━━━ Study text ━━━
What to Remember When the Senators Vote
Gilbert N. Kahn is a professor of Political Science at Kean University.
Senator Paul Simon represented the people of Illinois in the U.S. House and Senate for 22 years. In addition to his congressional service Simon also made a failed run for President in 1988. While in Congress from 1975-1997, Simon’s claim to fame besides his ubiquitous bowtie and horn-rimmed glasses was his high principles and personal integrity.
What is less remembered about Simon was that he was political scholar and professor despite the fact that he never received a university degree. Both as an office holder as well as a teacher, Simon often discussed why the greatest test for a politician was whether he understood that a Member of Congress needed to be able to vote his conscience even if it contradicted the wishes of his constituency or his party. This is what guided him throughout his career and this is the precise principle which many current Members of the Senate and the House do not seem to comprehend.
━━━ Data extracts ━━━
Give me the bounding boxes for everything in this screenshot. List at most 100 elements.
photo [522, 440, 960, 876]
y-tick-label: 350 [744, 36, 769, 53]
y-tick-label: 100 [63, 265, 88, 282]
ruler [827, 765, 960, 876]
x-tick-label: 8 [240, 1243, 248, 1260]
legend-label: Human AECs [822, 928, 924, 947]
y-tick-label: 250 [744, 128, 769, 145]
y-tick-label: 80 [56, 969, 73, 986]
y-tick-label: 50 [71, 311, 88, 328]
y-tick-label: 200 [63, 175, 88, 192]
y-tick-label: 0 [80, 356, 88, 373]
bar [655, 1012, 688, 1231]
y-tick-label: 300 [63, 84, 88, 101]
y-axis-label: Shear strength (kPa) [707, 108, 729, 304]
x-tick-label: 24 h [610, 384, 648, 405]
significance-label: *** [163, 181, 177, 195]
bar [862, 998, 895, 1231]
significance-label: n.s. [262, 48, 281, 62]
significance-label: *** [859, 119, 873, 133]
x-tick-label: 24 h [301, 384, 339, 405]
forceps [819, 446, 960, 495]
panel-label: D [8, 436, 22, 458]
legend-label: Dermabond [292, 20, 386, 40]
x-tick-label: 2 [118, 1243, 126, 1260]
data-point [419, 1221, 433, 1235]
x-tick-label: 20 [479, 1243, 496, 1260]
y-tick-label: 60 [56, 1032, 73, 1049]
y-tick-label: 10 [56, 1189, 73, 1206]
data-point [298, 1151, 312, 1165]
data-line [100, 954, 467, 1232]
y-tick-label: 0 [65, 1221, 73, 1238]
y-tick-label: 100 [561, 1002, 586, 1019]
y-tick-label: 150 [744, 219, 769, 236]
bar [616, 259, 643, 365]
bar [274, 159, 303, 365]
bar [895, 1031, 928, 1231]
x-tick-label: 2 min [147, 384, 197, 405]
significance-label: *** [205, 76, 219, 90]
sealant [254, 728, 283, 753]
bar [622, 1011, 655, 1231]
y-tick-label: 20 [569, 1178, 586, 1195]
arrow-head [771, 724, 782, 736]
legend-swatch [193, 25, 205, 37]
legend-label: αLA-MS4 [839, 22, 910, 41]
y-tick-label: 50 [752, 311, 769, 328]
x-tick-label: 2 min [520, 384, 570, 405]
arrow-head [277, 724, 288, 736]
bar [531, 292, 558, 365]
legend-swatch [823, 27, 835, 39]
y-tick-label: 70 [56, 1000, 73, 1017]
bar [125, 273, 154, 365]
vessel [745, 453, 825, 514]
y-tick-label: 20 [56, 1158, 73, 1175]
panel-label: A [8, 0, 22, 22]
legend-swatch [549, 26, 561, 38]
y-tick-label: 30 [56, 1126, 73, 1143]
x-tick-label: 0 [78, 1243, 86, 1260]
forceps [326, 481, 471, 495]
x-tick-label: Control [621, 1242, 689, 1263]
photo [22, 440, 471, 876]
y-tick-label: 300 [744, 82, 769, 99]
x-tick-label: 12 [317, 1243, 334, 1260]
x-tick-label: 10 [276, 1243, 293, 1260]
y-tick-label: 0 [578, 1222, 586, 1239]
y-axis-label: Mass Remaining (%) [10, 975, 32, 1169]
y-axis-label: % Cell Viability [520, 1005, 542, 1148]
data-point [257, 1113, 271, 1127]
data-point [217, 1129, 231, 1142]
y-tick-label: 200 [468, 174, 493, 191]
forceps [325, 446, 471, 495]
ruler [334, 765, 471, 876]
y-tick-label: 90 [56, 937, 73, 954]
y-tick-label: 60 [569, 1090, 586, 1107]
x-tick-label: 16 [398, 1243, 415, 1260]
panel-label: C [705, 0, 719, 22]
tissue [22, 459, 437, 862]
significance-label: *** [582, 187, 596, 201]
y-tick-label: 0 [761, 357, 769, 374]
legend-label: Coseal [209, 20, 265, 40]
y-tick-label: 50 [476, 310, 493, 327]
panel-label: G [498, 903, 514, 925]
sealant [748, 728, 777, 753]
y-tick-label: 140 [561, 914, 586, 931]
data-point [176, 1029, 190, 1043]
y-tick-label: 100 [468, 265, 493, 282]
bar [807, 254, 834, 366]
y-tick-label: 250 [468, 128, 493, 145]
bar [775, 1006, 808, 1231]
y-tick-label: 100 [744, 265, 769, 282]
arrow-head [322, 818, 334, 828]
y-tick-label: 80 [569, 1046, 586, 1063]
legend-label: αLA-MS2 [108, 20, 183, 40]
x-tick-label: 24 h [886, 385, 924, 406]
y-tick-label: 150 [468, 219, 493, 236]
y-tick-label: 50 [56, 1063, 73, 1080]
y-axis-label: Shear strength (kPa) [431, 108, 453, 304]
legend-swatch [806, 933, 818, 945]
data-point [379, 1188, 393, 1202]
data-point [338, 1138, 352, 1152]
━━━
> [What is being asked]: Return the passage from the Senator Paul Simon text exactly, starting at "What to Remember" and ending at "and personal integrity.".

> [Exercise answer]:
What to Remember When the Senators Vote
Gilbert N. Kahn is a professor of Political Science at Kean University.
Senator Paul Simon represented the people of Illinois in the U.S. House and Senate for 22 years. In addition to his congressional service Simon also made a failed run for President in 1988. While in Congress from 1975-1997, Simon’s claim to fame besides his ubiquitous bowtie and horn-rimmed glasses was his high principles and personal integrity.